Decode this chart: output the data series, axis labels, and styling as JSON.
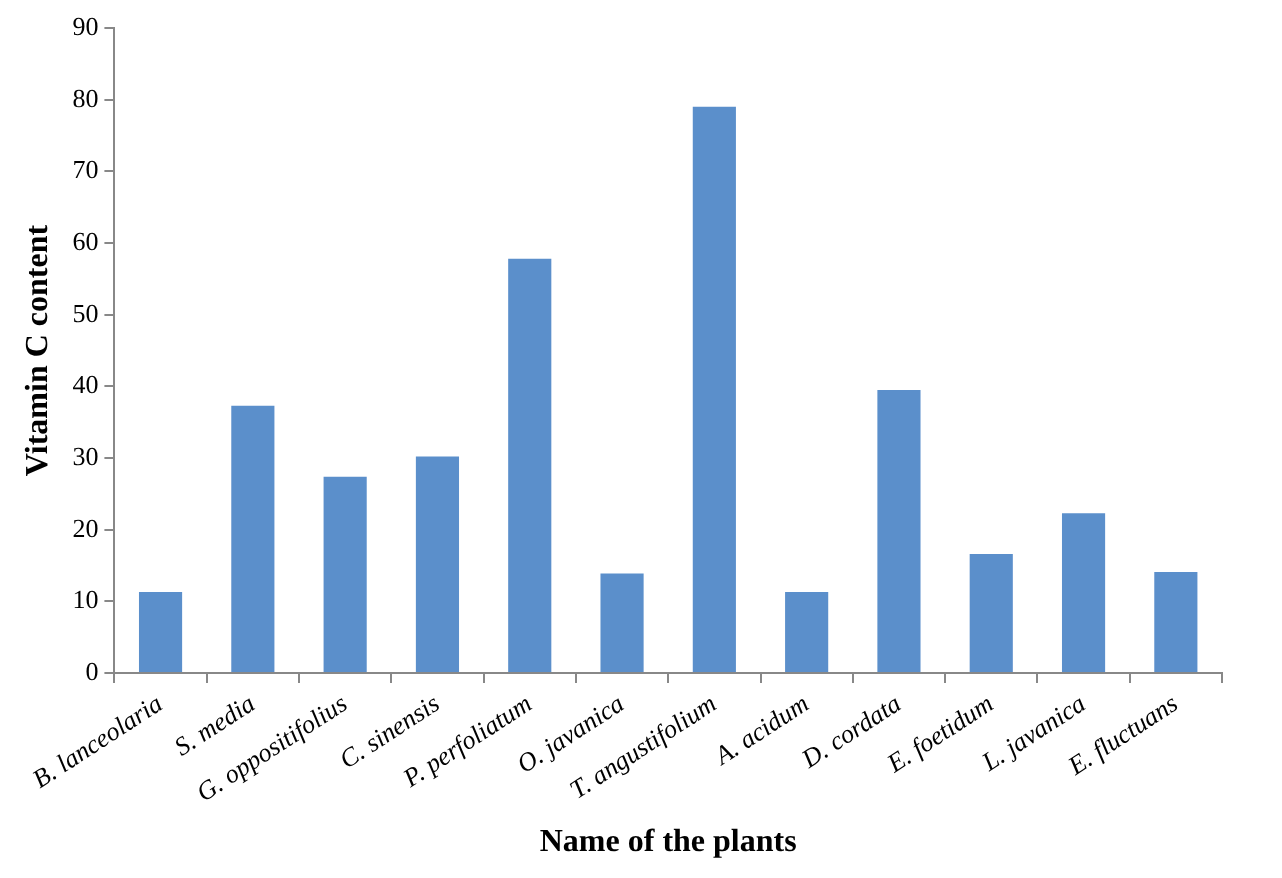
{
  "chart_data": {
    "type": "bar",
    "xlabel": "Name of the plants",
    "ylabel": "Vitamin C content",
    "categories": [
      "B. lanceolaria",
      "S. media",
      "G. oppositifolius",
      "C. sinensis",
      "P. perfoliatum",
      "O. javanica",
      "T. angustifolium",
      "A. acidum",
      "D. cordata",
      "E. foetidum",
      "L. javanica",
      "E. fluctuans"
    ],
    "values": [
      11.3,
      37.3,
      27.4,
      30.2,
      57.8,
      13.9,
      79,
      11.3,
      39.5,
      16.6,
      22.3,
      14.1
    ],
    "color": "#5b8fcb",
    "ylim": [
      0,
      90
    ],
    "yticks": [
      0,
      10,
      20,
      30,
      40,
      50,
      60,
      70,
      80,
      90
    ],
    "grid": false,
    "legend": false
  }
}
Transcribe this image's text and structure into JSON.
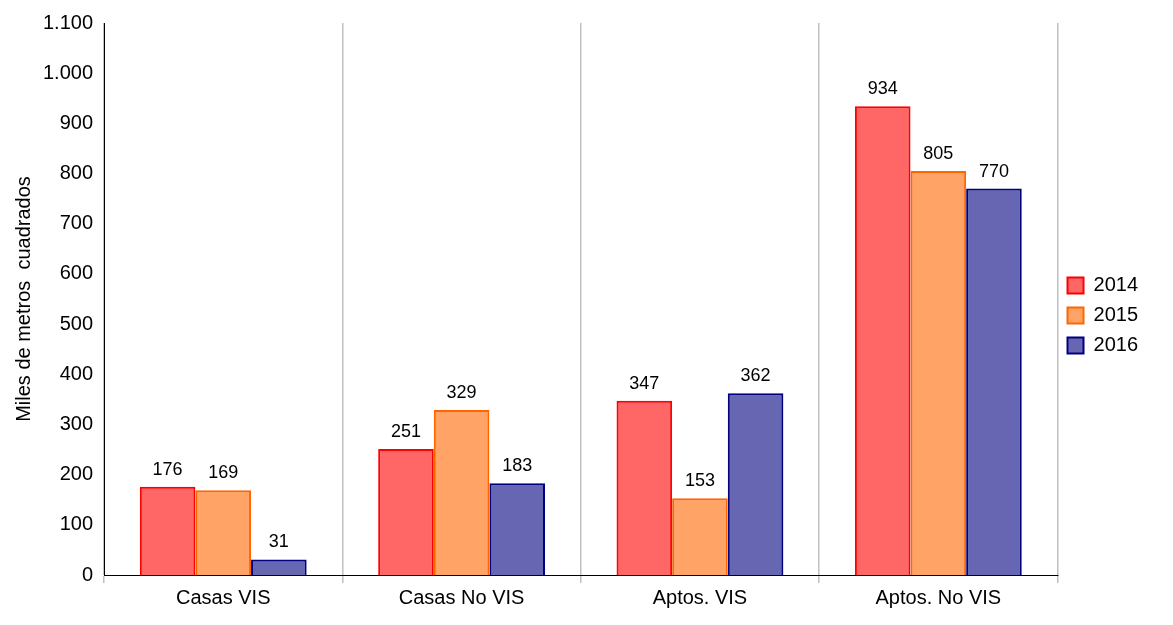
{
  "chart_data": {
    "type": "bar",
    "ylabel": "Miles de metros  cuadrados",
    "categories": [
      "Casas VIS",
      "Casas No VIS",
      "Aptos. VIS",
      "Aptos. No VIS"
    ],
    "series": [
      {
        "name": "2014",
        "color": "#ff0000",
        "values": [
          176,
          251,
          347,
          934
        ]
      },
      {
        "name": "2015",
        "color": "#ff6600",
        "values": [
          169,
          329,
          153,
          805
        ]
      },
      {
        "name": "2016",
        "color": "#000080",
        "values": [
          31,
          183,
          362,
          770
        ]
      }
    ],
    "ylim": [
      0,
      1100
    ],
    "yticks": [
      0,
      100,
      200,
      300,
      400,
      500,
      600,
      700,
      800,
      900,
      {
        "value": 1000,
        "label": "1.000"
      },
      {
        "value": 1100,
        "label": "1.100"
      }
    ],
    "grid": "x",
    "legend": "right",
    "data_labels": true
  }
}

What is needed: Pick out each line in the material containing "this".

Result:
Decode this chart: output the data series, axis labels, and styling as JSON.
Transcribe this image's text and structure into JSON.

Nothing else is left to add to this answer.